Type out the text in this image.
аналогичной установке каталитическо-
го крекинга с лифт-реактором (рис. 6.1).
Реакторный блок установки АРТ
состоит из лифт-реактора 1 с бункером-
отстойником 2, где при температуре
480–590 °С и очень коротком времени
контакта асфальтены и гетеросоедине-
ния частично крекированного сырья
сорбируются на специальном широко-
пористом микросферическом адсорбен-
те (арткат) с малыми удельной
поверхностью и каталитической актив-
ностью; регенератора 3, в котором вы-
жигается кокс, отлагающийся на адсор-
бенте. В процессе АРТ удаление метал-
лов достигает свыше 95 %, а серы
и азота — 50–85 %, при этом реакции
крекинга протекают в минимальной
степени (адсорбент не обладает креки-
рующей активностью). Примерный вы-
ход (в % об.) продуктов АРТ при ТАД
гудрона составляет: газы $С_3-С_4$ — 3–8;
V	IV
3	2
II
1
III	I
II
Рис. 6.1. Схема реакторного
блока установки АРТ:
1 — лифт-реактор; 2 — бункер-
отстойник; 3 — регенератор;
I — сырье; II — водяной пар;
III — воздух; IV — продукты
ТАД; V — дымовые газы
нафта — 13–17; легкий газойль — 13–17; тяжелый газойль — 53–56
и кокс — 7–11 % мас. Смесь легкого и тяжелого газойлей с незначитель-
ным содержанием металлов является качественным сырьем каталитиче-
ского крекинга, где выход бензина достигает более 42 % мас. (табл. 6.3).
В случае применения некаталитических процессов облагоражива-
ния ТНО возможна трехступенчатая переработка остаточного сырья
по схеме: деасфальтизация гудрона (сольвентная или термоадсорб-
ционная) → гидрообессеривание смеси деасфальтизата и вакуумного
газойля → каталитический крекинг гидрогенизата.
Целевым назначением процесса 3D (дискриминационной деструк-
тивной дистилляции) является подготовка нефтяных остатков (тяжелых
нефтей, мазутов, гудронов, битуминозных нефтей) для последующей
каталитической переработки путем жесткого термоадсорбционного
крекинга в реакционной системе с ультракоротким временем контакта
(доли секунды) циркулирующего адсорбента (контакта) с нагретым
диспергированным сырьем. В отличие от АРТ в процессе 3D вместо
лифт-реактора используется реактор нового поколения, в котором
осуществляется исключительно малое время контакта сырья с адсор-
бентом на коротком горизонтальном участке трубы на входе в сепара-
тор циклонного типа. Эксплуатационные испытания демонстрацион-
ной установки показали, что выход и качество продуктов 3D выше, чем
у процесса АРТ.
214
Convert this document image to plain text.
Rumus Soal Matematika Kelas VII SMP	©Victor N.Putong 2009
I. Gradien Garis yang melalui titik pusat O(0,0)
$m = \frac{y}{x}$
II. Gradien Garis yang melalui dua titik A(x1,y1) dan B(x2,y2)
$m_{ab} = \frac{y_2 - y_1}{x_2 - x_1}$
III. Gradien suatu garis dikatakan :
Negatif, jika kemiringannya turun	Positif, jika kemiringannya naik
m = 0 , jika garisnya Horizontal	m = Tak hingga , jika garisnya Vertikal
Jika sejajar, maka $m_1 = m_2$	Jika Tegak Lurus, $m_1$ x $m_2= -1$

# AIM OF THE TASK
Output the listing above exactly as it appears.

# THE RESULT
Type out the text in this image.
аналогичной установке каталитическо-
го крекинга с лифт-реактором (рис. 6.1).
Реакторный блок установки АРТ
состоит из лифт-реактора 1 с бункером-
отстойником 2, где при температуре
480–590 °С и очень коротком времени
контакта асфальтены и гетеросоедине-
ния частично крекированного сырья
сорбируются на специальном широко-
пористом микросферическом адсорбен-
те (арткат) с малыми удельной
поверхностью и каталитической актив-
ностью; регенератора 3, в котором вы-
жигается кокс, отлагающийся на адсор-
бенте. В процессе АРТ удаление метал-
лов достигает свыше 95 %, а серы
и азота — 50–85 %, при этом реакции
крекинга протекают в минимальной
степени (адсорбент не обладает креки-
рующей активностью). Примерный вы-
ход (в % об.) продуктов АРТ при ТАД
гудрона составляет: газы $С_3-С_4$ — 3–8;
V	IV
3	2
II
1
III	I
II
Рис. 6.1. Схема реакторного
блока установки АРТ:
1 — лифт-реактор; 2 — бункер-
отстойник; 3 — регенератор;
I — сырье; II — водяной пар;
III — воздух; IV — продукты
ТАД; V — дымовые газы
нафта — 13–17; легкий газойль — 13–17; тяжелый газойль — 53–56
и кокс — 7–11 % мас. Смесь легкого и тяжелого газойлей с незначитель-
ным содержанием металлов является качественным сырьем каталитиче-
ского крекинга, где выход бензина достигает более 42 % мас. (табл. 6.3).
В случае применения некаталитических процессов облагоражива-
ния ТНО возможна трехступенчатая переработка остаточного сырья
по схеме: деасфальтизация гудрона (сольвентная или термоадсорб-
ционная) → гидрообессеривание смеси деасфальтизата и вакуумного
газойля → каталитический крекинг гидрогенизата.
Целевым назначением процесса 3D (дискриминационной деструк-
тивной дистилляции) является подготовка нефтяных остатков (тяжелых
нефтей, мазутов, гудронов, битуминозных нефтей) для последующей
каталитической переработки путем жесткого термоадсорбционного
крекинга в реакционной системе с ультракоротким временем контакта
(доли секунды) циркулирующего адсорбента (контакта) с нагретым
диспергированным сырьем. В отличие от АРТ в процессе 3D вместо
лифт-реактора используется реактор нового поколения, в котором
осуществляется исключительно малое время контакта сырья с адсор-
бентом на коротком горизонтальном участке трубы на входе в сепара-
тор циклонного типа. Эксплуатационные испытания демонстрацион-
ной установки показали, что выход и качество продуктов 3D выше, чем
у процесса АРТ.
214
Convert this document image to plain text.
Rumus Soal Matematika Kelas VII SMP	©Victor N.Putong 2009
I. Gradien Garis yang melalui titik pusat O(0,0)
$m = \frac{y}{x}$
II. Gradien Garis yang melalui dua titik A(x1,y1) dan B(x2,y2)
$m_{ab} = \frac{y_2 - y_1}{x_2 - x_1}$
III. Gradien suatu garis dikatakan :
Negatif, jika kemiringannya turun	Positif, jika kemiringannya naik
m = 0 , jika garisnya Horizontal	m = Tak hingga , jika garisnya Vertikal
Jika sejajar, maka $m_1 = m_2$	Jika Tegak Lurus, $m_1$ x $m_2= -1$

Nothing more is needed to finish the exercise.